RECORDS FOR THE EXERCISE:

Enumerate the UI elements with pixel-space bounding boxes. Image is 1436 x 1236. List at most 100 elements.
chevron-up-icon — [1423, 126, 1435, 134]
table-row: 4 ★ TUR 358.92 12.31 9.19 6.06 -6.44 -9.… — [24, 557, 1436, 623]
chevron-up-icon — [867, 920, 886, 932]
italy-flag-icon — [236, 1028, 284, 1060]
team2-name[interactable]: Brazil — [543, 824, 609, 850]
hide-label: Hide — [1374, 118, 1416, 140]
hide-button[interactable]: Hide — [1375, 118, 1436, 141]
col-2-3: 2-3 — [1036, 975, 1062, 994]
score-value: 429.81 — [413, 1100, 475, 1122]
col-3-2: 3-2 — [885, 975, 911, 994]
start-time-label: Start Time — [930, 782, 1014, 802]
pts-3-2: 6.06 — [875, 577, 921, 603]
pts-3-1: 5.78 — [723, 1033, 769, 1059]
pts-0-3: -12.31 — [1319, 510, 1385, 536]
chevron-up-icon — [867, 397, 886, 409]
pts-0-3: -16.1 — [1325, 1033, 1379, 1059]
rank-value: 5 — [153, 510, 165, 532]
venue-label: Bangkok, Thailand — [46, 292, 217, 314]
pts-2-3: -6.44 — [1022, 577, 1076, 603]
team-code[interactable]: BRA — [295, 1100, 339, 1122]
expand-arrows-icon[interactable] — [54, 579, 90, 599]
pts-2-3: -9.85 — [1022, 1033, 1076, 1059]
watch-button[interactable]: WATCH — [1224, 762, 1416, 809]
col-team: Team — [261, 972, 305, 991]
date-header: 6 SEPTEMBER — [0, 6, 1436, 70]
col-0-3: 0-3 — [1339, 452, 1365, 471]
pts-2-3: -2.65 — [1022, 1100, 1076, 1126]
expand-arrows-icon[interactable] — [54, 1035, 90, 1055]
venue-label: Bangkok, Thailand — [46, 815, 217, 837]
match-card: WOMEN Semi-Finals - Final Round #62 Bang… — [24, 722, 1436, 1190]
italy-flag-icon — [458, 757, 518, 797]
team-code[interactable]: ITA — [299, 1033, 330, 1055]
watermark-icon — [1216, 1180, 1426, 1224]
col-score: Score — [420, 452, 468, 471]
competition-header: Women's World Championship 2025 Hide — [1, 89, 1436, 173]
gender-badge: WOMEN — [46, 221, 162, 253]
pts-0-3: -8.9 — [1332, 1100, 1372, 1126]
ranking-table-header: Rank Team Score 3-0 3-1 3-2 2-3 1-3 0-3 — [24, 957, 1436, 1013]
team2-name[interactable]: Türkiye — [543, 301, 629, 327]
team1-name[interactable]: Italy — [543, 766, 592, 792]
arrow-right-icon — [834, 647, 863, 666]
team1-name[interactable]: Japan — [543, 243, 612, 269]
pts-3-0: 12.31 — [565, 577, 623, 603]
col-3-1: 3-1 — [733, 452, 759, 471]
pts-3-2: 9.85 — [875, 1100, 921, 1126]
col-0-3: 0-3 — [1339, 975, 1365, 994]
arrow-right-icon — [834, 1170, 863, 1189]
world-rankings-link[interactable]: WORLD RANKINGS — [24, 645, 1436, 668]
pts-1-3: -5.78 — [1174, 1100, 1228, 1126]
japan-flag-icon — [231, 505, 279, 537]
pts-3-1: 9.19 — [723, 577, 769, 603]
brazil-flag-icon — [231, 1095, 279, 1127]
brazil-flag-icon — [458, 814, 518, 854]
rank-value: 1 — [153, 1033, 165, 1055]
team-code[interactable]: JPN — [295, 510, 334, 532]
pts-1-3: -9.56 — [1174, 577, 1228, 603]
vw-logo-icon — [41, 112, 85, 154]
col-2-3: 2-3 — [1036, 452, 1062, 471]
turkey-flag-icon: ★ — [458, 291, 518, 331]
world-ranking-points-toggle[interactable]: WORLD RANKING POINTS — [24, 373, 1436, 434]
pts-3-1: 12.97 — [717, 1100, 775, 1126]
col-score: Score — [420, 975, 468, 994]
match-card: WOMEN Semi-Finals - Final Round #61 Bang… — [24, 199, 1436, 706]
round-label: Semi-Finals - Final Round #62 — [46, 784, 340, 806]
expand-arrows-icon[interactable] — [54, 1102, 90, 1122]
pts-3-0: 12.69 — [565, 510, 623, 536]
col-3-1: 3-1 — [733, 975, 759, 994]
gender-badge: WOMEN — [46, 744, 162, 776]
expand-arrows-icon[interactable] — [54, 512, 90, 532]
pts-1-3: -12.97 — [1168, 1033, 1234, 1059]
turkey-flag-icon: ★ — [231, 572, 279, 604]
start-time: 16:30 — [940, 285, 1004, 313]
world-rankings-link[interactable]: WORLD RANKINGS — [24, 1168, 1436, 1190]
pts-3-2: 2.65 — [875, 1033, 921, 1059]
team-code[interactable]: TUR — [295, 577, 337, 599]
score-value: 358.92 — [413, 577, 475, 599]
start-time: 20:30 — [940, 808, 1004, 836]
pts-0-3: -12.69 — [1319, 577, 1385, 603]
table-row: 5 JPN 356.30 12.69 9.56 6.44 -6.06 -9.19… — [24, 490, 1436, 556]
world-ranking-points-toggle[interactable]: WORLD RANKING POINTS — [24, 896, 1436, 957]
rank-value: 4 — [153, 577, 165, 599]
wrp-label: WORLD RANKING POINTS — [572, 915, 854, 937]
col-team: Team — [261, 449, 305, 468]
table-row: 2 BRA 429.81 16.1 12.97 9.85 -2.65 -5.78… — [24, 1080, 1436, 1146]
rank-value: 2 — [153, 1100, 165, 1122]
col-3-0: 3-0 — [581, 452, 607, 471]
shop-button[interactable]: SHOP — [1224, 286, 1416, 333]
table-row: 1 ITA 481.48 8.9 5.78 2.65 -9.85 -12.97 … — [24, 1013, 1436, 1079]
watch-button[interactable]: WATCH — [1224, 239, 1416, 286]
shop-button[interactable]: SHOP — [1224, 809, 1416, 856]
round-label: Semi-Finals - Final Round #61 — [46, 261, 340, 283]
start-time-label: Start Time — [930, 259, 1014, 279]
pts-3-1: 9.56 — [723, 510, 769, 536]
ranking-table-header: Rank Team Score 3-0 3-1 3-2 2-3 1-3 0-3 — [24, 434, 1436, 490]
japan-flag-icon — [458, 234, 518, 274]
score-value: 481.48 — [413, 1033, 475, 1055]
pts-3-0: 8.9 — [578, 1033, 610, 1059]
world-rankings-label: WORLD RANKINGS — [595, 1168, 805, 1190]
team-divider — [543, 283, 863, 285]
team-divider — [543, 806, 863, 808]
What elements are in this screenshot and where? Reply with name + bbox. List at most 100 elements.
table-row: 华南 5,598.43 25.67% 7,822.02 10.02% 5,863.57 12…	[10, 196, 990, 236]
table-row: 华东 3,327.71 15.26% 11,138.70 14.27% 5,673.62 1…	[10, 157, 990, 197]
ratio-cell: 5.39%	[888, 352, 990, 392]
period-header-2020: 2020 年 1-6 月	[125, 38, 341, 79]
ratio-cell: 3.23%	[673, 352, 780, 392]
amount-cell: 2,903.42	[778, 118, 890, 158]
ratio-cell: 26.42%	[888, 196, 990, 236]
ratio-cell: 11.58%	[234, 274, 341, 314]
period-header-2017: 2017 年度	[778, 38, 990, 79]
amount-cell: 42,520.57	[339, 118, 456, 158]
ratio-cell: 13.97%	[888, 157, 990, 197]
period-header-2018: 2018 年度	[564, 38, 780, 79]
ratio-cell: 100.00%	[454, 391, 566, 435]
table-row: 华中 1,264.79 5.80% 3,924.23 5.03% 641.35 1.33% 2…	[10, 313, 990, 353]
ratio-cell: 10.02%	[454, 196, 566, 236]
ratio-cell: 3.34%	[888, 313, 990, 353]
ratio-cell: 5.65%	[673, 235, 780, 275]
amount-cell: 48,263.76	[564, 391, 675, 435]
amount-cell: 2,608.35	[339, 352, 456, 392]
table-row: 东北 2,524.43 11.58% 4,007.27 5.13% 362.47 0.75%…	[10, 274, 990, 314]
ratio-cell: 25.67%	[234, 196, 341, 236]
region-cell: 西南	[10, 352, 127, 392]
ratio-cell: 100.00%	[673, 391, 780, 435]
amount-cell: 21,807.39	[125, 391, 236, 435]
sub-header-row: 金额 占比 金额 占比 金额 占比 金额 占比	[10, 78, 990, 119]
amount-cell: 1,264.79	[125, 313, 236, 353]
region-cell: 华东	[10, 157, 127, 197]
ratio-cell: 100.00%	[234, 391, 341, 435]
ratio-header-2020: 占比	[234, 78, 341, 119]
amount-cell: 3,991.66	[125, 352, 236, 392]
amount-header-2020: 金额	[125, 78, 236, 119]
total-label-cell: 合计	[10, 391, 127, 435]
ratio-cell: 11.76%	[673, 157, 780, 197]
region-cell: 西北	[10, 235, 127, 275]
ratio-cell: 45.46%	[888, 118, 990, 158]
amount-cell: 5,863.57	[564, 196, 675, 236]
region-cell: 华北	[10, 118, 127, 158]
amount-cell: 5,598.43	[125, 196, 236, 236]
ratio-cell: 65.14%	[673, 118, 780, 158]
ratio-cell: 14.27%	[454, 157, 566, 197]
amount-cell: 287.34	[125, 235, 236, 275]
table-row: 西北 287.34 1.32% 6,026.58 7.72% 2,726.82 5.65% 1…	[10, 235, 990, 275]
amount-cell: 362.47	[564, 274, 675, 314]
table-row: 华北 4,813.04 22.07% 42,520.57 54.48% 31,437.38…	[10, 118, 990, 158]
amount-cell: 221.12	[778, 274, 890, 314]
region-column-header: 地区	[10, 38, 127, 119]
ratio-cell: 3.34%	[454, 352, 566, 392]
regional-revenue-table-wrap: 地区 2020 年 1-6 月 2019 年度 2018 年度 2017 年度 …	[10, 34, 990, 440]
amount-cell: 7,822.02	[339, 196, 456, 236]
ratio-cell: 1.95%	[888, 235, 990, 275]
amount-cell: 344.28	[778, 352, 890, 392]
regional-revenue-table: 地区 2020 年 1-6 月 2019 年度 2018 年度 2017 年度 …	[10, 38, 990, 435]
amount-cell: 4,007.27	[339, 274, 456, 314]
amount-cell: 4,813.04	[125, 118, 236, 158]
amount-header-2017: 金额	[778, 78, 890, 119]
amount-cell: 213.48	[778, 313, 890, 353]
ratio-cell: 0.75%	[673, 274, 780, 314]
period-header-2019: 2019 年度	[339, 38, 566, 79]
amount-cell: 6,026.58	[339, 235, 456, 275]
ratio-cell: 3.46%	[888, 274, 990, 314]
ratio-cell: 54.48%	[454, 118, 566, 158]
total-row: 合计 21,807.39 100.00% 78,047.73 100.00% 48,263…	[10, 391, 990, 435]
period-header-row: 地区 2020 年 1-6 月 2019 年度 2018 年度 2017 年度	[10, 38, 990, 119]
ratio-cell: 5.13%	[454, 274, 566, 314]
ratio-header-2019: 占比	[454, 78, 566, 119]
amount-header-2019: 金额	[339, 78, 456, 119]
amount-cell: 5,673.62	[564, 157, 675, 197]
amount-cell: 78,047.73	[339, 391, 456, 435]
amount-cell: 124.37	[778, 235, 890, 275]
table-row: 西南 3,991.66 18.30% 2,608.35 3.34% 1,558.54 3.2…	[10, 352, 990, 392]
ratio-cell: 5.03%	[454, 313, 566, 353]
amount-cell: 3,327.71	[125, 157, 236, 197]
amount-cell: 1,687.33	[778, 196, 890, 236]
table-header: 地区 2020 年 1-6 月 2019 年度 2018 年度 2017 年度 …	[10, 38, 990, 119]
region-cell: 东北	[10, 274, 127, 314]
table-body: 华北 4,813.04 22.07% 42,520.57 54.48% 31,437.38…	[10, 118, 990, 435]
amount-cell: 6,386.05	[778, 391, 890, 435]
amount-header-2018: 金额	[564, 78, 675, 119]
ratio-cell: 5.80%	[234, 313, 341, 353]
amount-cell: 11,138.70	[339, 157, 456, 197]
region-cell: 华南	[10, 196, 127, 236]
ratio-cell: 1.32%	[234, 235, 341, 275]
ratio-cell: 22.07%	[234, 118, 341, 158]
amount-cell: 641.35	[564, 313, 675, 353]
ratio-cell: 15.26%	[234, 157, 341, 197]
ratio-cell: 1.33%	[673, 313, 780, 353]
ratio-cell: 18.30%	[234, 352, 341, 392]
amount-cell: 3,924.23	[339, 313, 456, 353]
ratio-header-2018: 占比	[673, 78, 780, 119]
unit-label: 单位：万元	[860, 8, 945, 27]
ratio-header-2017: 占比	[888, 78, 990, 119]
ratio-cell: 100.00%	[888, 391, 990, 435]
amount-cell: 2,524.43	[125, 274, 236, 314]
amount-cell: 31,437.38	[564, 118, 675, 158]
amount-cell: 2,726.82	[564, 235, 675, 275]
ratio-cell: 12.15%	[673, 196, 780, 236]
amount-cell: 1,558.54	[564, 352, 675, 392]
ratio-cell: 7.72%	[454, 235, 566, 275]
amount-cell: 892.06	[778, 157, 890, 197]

YOUR INSTRUCTIONS: Reproduce the data verbatim, starting at its first line and stopping after the line that contains "pts-0-3: -8.9 — [1332, 1100, 1372, 1126]".

RESULT OF THIS EXERCISE:
Enumerate the UI elements with pixel-space bounding boxes. Image is 1436 x 1236. List at most 100 elements.
chevron-up-icon — [1423, 126, 1435, 134]
table-row: 4 ★ TUR 358.92 12.31 9.19 6.06 -6.44 -9.… — [24, 557, 1436, 623]
chevron-up-icon — [867, 920, 886, 932]
italy-flag-icon — [236, 1028, 284, 1060]
team2-name[interactable]: Brazil — [543, 824, 609, 850]
hide-label: Hide — [1374, 118, 1416, 140]
hide-button[interactable]: Hide — [1375, 118, 1436, 141]
col-2-3: 2-3 — [1036, 975, 1062, 994]
score-value: 429.81 — [413, 1100, 475, 1122]
col-3-2: 3-2 — [885, 975, 911, 994]
start-time-label: Start Time — [930, 782, 1014, 802]
pts-3-2: 6.06 — [875, 577, 921, 603]
pts-3-1: 5.78 — [723, 1033, 769, 1059]
pts-0-3: -12.31 — [1319, 510, 1385, 536]
chevron-up-icon — [867, 397, 886, 409]
pts-0-3: -16.1 — [1325, 1033, 1379, 1059]
rank-value: 5 — [153, 510, 165, 532]
venue-label: Bangkok, Thailand — [46, 292, 217, 314]
pts-2-3: -6.44 — [1022, 577, 1076, 603]
team-code[interactable]: BRA — [295, 1100, 339, 1122]
expand-arrows-icon[interactable] — [54, 579, 90, 599]
pts-2-3: -9.85 — [1022, 1033, 1076, 1059]
watch-button[interactable]: WATCH — [1224, 762, 1416, 809]
col-team: Team — [261, 972, 305, 991]
date-header: 6 SEPTEMBER — [0, 6, 1436, 70]
col-0-3: 0-3 — [1339, 452, 1365, 471]
pts-2-3: -2.65 — [1022, 1100, 1076, 1126]
expand-arrows-icon[interactable] — [54, 1035, 90, 1055]
venue-label: Bangkok, Thailand — [46, 815, 217, 837]
match-card: WOMEN Semi-Finals - Final Round #62 Bang… — [24, 722, 1436, 1190]
italy-flag-icon — [458, 757, 518, 797]
team-code[interactable]: ITA — [299, 1033, 330, 1055]
watermark-icon — [1216, 1180, 1426, 1224]
col-score: Score — [420, 452, 468, 471]
competition-header: Women's World Championship 2025 Hide — [1, 89, 1436, 173]
gender-badge: WOMEN — [46, 221, 162, 253]
pts-0-3: -8.9 — [1332, 1100, 1372, 1126]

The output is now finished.